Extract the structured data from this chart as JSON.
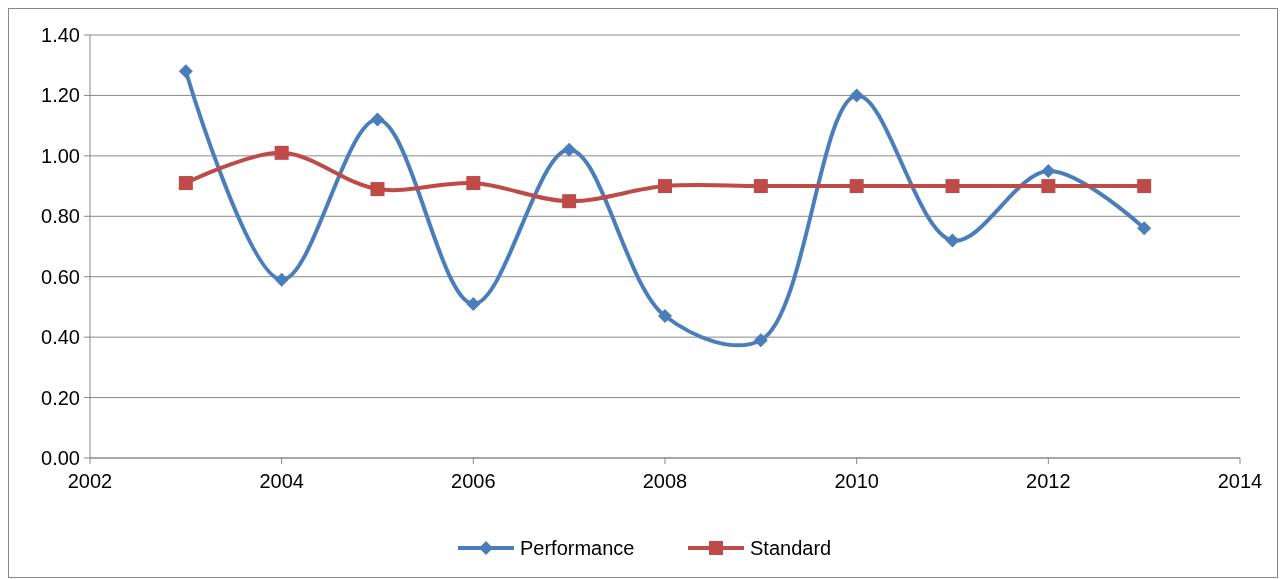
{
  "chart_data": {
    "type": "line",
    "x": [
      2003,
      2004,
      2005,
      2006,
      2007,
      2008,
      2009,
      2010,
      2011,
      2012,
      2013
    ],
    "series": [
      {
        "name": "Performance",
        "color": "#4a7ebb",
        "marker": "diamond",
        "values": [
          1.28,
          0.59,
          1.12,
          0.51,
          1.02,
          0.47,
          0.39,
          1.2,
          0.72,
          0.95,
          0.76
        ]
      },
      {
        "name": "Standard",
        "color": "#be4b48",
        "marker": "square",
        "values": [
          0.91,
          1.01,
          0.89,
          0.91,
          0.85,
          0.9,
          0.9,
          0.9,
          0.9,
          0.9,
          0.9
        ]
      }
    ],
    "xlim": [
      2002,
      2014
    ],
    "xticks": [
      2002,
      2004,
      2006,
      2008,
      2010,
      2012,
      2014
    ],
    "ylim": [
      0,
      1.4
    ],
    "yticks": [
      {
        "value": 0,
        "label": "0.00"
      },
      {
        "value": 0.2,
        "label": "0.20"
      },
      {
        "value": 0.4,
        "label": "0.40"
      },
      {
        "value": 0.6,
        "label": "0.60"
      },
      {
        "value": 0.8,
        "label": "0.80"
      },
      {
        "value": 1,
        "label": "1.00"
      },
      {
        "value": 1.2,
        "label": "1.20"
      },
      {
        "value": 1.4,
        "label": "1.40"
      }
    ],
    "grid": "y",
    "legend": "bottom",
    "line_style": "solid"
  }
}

[Objective] What is the number of lines in the records that contain the string "label"? Give only that number.

[Worked answer] 8